[start]

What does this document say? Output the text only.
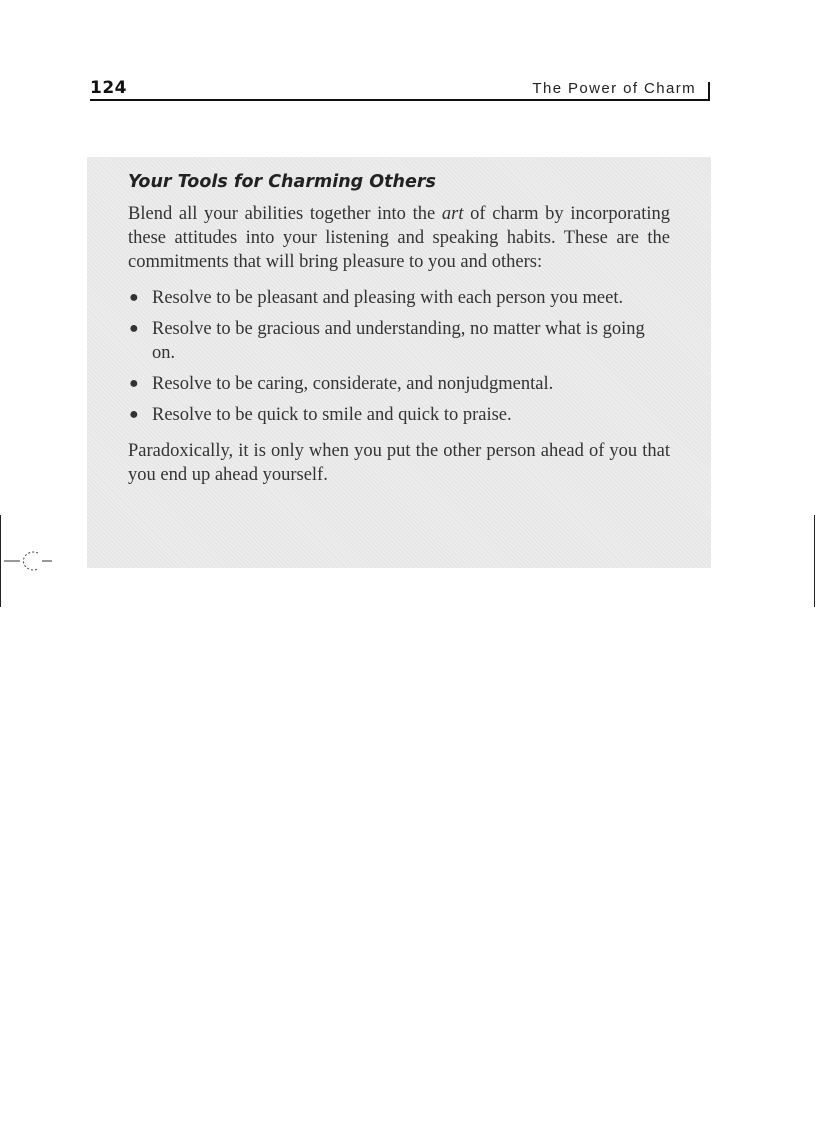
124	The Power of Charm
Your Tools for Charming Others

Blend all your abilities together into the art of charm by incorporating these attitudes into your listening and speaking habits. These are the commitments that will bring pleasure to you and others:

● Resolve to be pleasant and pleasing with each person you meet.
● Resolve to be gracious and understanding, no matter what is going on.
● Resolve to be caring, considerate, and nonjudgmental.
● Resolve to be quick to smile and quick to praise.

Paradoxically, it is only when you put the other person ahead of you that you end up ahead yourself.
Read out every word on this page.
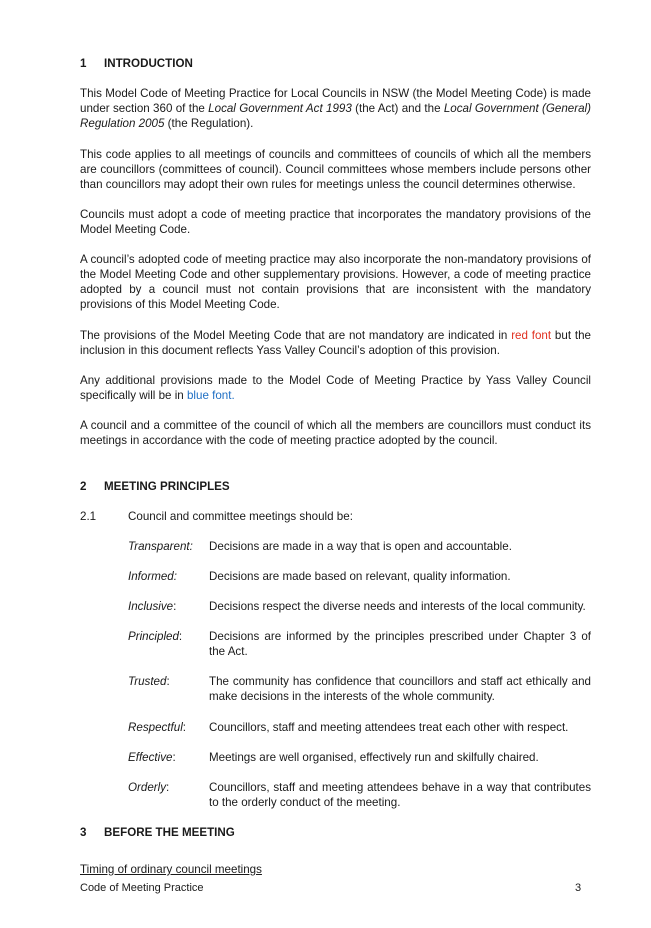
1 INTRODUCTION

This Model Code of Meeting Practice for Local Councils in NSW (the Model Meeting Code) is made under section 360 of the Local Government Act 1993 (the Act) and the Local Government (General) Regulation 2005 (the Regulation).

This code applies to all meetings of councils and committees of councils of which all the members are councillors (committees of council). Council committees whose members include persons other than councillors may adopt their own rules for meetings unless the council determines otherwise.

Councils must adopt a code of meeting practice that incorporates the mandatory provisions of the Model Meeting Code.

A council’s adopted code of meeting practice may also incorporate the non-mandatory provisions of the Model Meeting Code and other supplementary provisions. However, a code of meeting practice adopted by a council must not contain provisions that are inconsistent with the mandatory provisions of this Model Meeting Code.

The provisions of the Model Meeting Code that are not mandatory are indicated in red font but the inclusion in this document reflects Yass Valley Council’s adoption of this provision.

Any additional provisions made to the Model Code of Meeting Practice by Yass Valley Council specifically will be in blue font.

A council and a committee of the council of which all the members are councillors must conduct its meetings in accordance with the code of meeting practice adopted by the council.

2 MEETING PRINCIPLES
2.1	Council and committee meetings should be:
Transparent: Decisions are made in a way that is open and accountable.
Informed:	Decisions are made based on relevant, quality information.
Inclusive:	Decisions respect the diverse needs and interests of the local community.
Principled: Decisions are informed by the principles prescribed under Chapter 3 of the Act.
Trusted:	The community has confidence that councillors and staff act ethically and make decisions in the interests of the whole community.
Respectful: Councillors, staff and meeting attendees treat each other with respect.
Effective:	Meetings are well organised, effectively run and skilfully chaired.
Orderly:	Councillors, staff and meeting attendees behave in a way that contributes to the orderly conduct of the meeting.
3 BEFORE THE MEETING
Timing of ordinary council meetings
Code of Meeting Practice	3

[end]
[start]

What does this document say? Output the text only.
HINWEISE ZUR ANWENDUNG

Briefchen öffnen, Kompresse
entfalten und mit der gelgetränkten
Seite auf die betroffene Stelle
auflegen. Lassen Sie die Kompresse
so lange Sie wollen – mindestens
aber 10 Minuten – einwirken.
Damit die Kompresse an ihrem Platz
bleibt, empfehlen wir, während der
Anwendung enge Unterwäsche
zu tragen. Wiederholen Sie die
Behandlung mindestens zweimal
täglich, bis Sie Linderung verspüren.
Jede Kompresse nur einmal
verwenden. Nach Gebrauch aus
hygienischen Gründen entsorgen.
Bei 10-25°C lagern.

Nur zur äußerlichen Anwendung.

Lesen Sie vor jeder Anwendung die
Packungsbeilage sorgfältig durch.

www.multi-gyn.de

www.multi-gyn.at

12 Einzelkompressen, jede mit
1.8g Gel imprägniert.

[end]
[start]

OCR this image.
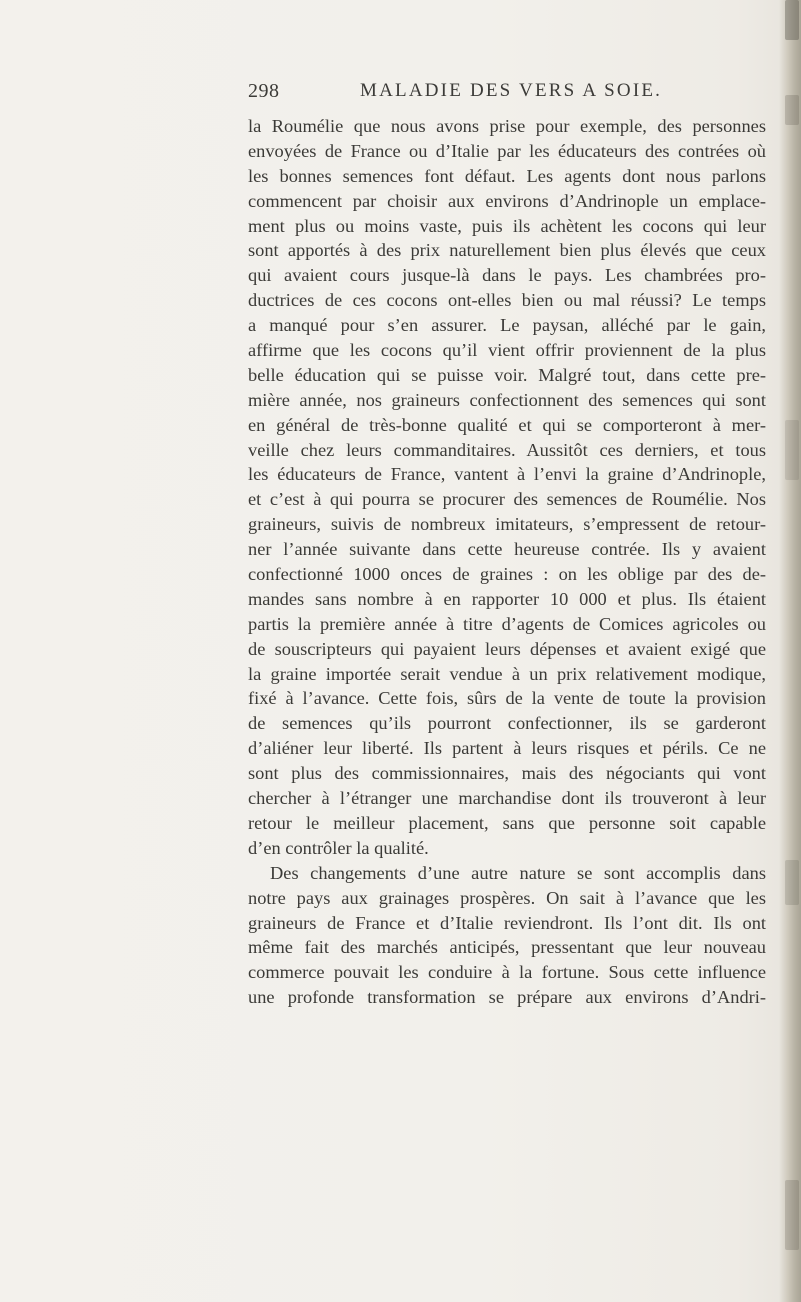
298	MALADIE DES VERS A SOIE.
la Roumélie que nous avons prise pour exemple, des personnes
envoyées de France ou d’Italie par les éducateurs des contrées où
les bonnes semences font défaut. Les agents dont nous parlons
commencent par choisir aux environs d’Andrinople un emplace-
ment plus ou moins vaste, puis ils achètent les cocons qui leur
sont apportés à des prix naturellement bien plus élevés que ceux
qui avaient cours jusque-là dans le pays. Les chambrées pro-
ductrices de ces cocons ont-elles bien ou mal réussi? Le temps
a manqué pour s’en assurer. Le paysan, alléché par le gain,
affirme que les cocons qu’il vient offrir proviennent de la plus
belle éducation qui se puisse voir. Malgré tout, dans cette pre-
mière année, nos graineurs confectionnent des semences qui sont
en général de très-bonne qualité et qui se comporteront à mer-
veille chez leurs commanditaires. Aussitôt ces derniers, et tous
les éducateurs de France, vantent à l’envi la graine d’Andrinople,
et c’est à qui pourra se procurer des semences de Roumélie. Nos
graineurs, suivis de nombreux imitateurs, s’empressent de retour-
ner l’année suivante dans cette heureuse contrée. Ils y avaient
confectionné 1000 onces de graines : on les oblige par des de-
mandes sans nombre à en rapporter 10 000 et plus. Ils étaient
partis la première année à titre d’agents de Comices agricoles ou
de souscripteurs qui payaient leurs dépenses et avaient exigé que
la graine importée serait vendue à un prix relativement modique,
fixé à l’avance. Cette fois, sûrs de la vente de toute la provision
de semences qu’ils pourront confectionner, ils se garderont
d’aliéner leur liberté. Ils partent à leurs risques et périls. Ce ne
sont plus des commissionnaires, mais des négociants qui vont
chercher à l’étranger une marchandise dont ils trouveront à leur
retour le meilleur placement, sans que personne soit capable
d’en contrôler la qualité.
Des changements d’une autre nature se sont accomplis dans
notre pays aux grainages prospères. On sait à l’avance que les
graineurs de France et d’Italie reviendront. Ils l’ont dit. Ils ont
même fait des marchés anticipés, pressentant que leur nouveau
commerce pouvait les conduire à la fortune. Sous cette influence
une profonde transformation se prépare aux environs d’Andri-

[end]

:: GIVEN EXERCISE ::
Which lines above hold the word "qualité"? Copy each of them.

:: THE RESPONSE ::
en général de très-bonne qualité et qui se comporteront à mer-
d’en contrôler la qualité.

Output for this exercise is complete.